Stated exercise: Find the word "normativa" in the listing; pull out each line holding it.
----- Given data
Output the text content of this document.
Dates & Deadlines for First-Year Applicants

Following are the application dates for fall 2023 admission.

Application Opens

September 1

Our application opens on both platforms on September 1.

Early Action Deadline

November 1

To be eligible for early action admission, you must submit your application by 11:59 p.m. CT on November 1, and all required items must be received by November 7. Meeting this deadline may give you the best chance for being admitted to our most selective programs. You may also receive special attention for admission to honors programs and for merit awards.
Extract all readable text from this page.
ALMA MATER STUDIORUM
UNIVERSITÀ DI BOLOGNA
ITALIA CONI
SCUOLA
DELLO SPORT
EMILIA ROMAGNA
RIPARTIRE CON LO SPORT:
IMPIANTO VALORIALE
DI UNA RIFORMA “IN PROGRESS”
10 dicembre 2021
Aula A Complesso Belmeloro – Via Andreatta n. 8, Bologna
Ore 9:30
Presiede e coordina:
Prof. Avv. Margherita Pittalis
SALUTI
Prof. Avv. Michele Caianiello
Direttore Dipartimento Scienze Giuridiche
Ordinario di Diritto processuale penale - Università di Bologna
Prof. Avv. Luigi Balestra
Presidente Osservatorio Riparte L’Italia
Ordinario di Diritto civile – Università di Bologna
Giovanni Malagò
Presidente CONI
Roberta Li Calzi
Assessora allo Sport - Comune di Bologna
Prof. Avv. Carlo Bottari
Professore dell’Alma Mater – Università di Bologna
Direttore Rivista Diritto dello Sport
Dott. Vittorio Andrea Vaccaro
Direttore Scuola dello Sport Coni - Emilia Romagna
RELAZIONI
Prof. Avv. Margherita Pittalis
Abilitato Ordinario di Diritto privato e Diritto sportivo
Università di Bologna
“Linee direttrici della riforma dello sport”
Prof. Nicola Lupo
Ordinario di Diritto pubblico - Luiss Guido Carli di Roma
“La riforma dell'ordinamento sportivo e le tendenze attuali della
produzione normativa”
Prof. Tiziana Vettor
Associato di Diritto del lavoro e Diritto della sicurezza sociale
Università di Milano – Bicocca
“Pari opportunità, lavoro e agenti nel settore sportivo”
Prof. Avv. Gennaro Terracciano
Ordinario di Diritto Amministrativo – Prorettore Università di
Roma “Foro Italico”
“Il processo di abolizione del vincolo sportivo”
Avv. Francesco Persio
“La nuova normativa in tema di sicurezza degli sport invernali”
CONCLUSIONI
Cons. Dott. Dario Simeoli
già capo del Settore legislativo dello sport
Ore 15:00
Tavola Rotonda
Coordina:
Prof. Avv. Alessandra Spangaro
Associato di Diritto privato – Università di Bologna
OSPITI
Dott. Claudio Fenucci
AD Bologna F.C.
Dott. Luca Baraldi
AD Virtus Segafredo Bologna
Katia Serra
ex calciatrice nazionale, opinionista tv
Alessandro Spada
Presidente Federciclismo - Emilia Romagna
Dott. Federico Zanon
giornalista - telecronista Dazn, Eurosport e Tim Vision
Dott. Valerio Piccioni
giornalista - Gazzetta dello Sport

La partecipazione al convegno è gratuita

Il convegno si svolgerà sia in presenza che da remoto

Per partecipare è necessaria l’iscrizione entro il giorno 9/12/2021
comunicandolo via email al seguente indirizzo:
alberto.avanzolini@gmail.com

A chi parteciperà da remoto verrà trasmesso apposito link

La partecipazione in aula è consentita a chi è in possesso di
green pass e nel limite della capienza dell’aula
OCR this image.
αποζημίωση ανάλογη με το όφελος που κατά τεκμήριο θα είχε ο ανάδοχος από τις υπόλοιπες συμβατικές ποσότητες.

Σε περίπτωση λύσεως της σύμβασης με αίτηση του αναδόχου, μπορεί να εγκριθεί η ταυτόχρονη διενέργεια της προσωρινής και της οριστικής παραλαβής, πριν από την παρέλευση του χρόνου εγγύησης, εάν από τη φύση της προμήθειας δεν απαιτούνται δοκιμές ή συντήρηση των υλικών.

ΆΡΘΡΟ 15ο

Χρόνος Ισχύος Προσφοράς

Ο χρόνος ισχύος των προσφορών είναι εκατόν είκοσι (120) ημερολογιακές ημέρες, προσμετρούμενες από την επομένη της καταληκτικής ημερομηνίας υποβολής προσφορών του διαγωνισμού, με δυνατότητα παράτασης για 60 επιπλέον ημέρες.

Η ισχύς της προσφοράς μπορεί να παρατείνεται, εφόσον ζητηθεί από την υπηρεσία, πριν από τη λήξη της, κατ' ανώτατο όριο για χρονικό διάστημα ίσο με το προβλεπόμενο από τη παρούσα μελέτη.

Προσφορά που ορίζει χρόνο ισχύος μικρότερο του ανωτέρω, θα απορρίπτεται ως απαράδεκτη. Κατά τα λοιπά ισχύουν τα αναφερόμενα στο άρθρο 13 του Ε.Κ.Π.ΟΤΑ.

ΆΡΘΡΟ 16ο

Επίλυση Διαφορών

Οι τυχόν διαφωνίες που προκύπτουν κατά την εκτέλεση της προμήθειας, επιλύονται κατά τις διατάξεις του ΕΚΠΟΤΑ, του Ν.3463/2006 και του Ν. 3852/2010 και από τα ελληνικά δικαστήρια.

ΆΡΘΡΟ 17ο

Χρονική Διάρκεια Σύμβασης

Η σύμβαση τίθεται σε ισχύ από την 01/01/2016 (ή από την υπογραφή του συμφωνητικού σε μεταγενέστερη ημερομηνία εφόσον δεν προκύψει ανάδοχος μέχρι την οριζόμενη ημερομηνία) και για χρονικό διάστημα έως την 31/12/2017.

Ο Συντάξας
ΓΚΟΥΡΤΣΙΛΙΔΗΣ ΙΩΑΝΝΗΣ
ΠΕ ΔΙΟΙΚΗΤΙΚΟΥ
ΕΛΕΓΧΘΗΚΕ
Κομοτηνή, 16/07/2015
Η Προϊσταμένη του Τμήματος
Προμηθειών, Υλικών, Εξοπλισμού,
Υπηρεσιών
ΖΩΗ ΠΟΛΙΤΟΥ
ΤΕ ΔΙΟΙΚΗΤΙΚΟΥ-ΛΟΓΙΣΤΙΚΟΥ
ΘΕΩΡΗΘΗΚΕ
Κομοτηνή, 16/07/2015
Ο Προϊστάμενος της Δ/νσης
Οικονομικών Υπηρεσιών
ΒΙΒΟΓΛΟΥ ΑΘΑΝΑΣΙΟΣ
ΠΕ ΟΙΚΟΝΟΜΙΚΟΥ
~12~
----------
Full solution:
produzione normativa”
“La nuova normativa in tema di sicurezza degli sport invernali”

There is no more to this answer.